◆ WHAT IS BEING ASKED:
Each record must be reproduced exactly as it is shown.

◆ RECORDS PROVIDED:

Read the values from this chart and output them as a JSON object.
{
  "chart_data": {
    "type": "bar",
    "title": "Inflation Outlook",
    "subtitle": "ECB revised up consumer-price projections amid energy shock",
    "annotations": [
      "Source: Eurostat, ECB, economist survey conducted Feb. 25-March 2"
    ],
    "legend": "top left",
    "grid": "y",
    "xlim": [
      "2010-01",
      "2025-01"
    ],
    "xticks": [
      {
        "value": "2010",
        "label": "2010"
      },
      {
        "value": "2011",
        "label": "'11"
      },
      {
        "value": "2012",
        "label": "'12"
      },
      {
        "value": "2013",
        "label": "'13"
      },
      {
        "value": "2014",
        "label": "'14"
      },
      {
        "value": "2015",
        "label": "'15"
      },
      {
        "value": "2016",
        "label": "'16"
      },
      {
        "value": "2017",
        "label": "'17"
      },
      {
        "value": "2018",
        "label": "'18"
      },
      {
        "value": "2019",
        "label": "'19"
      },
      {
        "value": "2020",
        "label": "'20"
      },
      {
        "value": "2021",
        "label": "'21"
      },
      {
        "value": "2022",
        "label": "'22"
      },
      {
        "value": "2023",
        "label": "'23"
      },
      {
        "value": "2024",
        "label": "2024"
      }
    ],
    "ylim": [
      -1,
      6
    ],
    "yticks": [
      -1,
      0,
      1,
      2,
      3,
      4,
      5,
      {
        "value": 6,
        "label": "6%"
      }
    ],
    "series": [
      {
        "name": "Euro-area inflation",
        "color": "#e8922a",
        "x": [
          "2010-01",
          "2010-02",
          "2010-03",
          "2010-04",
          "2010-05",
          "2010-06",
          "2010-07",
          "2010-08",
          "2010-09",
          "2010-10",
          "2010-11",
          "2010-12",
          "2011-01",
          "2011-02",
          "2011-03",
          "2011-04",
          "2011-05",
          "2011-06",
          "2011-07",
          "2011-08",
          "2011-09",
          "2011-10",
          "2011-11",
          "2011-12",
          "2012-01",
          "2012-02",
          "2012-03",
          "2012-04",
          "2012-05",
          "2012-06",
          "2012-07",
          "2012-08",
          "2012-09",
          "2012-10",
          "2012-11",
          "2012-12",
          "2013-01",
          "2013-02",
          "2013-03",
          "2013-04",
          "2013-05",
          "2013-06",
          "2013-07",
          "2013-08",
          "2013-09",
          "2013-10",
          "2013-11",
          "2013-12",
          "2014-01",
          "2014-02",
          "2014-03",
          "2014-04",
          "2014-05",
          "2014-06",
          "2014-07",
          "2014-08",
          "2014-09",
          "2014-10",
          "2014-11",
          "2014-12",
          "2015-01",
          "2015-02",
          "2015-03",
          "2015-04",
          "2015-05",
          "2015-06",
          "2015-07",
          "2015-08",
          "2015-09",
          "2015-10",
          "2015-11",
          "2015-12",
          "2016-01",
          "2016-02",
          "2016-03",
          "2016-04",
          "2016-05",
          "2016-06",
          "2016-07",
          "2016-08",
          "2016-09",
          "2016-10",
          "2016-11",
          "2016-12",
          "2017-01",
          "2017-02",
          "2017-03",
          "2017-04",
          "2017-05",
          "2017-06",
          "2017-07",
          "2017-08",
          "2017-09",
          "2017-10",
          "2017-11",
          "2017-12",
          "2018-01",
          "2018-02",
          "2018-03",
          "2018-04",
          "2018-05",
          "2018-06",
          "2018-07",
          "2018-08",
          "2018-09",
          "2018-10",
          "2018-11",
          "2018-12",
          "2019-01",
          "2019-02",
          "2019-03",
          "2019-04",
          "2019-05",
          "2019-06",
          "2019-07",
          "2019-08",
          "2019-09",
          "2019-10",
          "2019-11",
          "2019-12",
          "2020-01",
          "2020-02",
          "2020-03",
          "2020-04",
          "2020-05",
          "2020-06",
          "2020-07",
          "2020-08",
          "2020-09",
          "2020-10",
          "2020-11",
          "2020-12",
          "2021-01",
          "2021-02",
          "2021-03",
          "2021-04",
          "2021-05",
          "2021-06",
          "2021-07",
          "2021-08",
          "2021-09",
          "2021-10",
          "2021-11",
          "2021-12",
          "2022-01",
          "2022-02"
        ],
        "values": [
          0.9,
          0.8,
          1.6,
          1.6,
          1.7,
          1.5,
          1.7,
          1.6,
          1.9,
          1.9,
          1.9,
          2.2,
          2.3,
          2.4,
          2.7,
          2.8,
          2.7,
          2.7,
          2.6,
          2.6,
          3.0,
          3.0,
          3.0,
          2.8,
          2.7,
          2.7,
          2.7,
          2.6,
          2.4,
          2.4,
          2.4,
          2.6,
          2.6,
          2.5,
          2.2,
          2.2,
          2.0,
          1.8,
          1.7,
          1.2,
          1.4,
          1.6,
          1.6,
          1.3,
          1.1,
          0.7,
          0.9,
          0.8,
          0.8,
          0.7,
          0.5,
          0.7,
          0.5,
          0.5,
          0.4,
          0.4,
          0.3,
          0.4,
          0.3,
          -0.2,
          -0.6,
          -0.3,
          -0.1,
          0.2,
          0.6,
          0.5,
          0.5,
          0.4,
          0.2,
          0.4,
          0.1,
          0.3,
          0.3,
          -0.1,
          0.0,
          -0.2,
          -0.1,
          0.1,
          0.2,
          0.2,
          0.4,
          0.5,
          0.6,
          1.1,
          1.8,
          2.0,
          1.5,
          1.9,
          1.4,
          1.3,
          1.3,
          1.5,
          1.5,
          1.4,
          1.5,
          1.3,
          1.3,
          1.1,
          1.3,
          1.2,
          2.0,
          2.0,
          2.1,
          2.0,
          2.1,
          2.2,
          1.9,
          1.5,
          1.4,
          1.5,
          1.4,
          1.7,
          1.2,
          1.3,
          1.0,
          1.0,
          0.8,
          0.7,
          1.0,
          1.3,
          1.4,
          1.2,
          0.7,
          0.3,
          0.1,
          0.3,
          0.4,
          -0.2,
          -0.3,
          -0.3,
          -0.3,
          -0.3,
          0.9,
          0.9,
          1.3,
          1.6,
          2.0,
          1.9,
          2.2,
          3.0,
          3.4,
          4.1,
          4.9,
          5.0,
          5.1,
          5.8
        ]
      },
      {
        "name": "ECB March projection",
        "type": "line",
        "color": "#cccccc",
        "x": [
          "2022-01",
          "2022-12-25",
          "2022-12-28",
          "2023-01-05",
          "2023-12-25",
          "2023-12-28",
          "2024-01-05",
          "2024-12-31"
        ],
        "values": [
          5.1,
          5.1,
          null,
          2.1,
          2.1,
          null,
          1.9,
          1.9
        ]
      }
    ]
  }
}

◆ WRITTEN REPLY:
Read the values from this chart and output them as a JSON object.
{
  "chart_data": {
    "type": "bar",
    "title": "Inflation Outlook",
    "subtitle": "ECB revised up consumer-price projections amid energy shock",
    "annotations": [
      "Source: Eurostat, ECB, economist survey conducted Feb. 25-March 2"
    ],
    "legend": "top left",
    "grid": "y",
    "xlim": [
      "2010-01",
      "2025-01"
    ],
    "xticks": [
      {
        "value": "2010",
        "label": "2010"
      },
      {
        "value": "2011",
        "label": "'11"
      },
      {
        "value": "2012",
        "label": "'12"
      },
      {
        "value": "2013",
        "label": "'13"
      },
      {
        "value": "2014",
        "label": "'14"
      },
      {
        "value": "2015",
        "label": "'15"
      },
      {
        "value": "2016",
        "label": "'16"
      },
      {
        "value": "2017",
        "label": "'17"
      },
      {
        "value": "2018",
        "label": "'18"
      },
      {
        "value": "2019",
        "label": "'19"
      },
      {
        "value": "2020",
        "label": "'20"
      },
      {
        "value": "2021",
        "label": "'21"
      },
      {
        "value": "2022",
        "label": "'22"
      },
      {
        "value": "2023",
        "label": "'23"
      },
      {
        "value": "2024",
        "label": "2024"
      }
    ],
    "ylim": [
      -1,
      6
    ],
    "yticks": [
      -1,
      0,
      1,
      2,
      3,
      4,
      5,
      {
        "value": 6,
        "label": "6%"
      }
    ],
    "series": [
      {
        "name": "Euro-area inflation",
        "color": "#e8922a",
        "x": [
          "2010-01",
          "2010-02",
          "2010-03",
          "2010-04",
          "2010-05",
          "2010-06",
          "2010-07",
          "2010-08",
          "2010-09",
          "2010-10",
          "2010-11",
          "2010-12",
          "2011-01",
          "2011-02",
          "2011-03",
          "2011-04",
          "2011-05",
          "2011-06",
          "2011-07",
          "2011-08",
          "2011-09",
          "2011-10",
          "2011-11",
          "2011-12",
          "2012-01",
          "2012-02",
          "2012-03",
          "2012-04",
          "2012-05",
          "2012-06",
          "2012-07",
          "2012-08",
          "2012-09",
          "2012-10",
          "2012-11",
          "2012-12",
          "2013-01",
          "2013-02",
          "2013-03",
          "2013-04",
          "2013-05",
          "2013-06",
          "2013-07",
          "2013-08",
          "2013-09",
          "2013-10",
          "2013-11",
          "2013-12",
          "2014-01",
          "2014-02",
          "2014-03",
          "2014-04",
          "2014-05",
          "2014-06",
          "2014-07",
          "2014-08",
          "2014-09",
          "2014-10",
          "2014-11",
          "2014-12",
          "2015-01",
          "2015-02",
          "2015-03",
          "2015-04",
          "2015-05",
          "2015-06",
          "2015-07",
          "2015-08",
          "2015-09",
          "2015-10",
          "2015-11",
          "2015-12",
          "2016-01",
          "2016-02",
          "2016-03",
          "2016-04",
          "2016-05",
          "2016-06",
          "2016-07",
          "2016-08",
          "2016-09",
          "2016-10",
          "2016-11",
          "2016-12",
          "2017-01",
          "2017-02",
          "2017-03",
          "2017-04",
          "2017-05",
          "2017-06",
          "2017-07",
          "2017-08",
          "2017-09",
          "2017-10",
          "2017-11",
          "2017-12",
          "2018-01",
          "2018-02",
          "2018-03",
          "2018-04",
          "2018-05",
          "2018-06",
          "2018-07",
          "2018-08",
          "2018-09",
          "2018-10",
          "2018-11",
          "2018-12",
          "2019-01",
          "2019-02",
          "2019-03",
          "2019-04",
          "2019-05",
          "2019-06",
          "2019-07",
          "2019-08",
          "2019-09",
          "2019-10",
          "2019-11",
          "2019-12",
          "2020-01",
          "2020-02",
          "2020-03",
          "2020-04",
          "2020-05",
          "2020-06",
          "2020-07",
          "2020-08",
          "2020-09",
          "2020-10",
          "2020-11",
          "2020-12",
          "2021-01",
          "2021-02",
          "2021-03",
          "2021-04",
          "2021-05",
          "2021-06",
          "2021-07",
          "2021-08",
          "2021-09",
          "2021-10",
          "2021-11",
          "2021-12",
          "2022-01",
          "2022-02"
        ],
        "values": [
          0.9,
          0.8,
          1.6,
          1.6,
          1.7,
          1.5,
          1.7,
          1.6,
          1.9,
          1.9,
          1.9,
          2.2,
          2.3,
          2.4,
          2.7,
          2.8,
          2.7,
          2.7,
          2.6,
          2.6,
          3.0,
          3.0,
          3.0,
          2.8,
          2.7,
          2.7,
          2.7,
          2.6,
          2.4,
          2.4,
          2.4,
          2.6,
          2.6,
          2.5,
          2.2,
          2.2,
          2.0,
          1.8,
          1.7,
          1.2,
          1.4,
          1.6,
          1.6,
          1.3,
          1.1,
          0.7,
          0.9,
          0.8,
          0.8,
          0.7,
          0.5,
          0.7,
          0.5,
          0.5,
          0.4,
          0.4,
          0.3,
          0.4,
          0.3,
          -0.2,
          -0.6,
          -0.3,
          -0.1,
          0.2,
          0.6,
          0.5,
          0.5,
          0.4,
          0.2,
          0.4,
          0.1,
          0.3,
          0.3,
          -0.1,
          0.0,
          -0.2,
          -0.1,
          0.1,
          0.2,
          0.2,
          0.4,
          0.5,
          0.6,
          1.1,
          1.8,
          2.0,
          1.5,
          1.9,
          1.4,
          1.3,
          1.3,
          1.5,
          1.5,
          1.4,
          1.5,
          1.3,
          1.3,
          1.1,
          1.3,
          1.2,
          2.0,
          2.0,
          2.1,
          2.0,
          2.1,
          2.2,
          1.9,
          1.5,
          1.4,
          1.5,
          1.4,
          1.7,
          1.2,
          1.3,
          1.0,
          1.0,
          0.8,
          0.7,
          1.0,
          1.3,
          1.4,
          1.2,
          0.7,
          0.3,
          0.1,
          0.3,
          0.4,
          -0.2,
          -0.3,
          -0.3,
          -0.3,
          -0.3,
          0.9,
          0.9,
          1.3,
          1.6,
          2.0,
          1.9,
          2.2,
          3.0,
          3.4,
          4.1,
          4.9,
          5.0,
          5.1,
          5.8
        ]
      },
      {
        "name": "ECB March projection",
        "type": "line",
        "color": "#cccccc",
        "x": [
          "2022-01",
          "2022-12-25",
          "2022-12-28",
          "2023-01-05",
          "2023-12-25",
          "2023-12-28",
          "2024-01-05",
          "2024-12-31"
        ],
        "values": [
          5.1,
          5.1,
          null,
          2.1,
          2.1,
          null,
          1.9,
          1.9
        ]
      }
    ]
  }
}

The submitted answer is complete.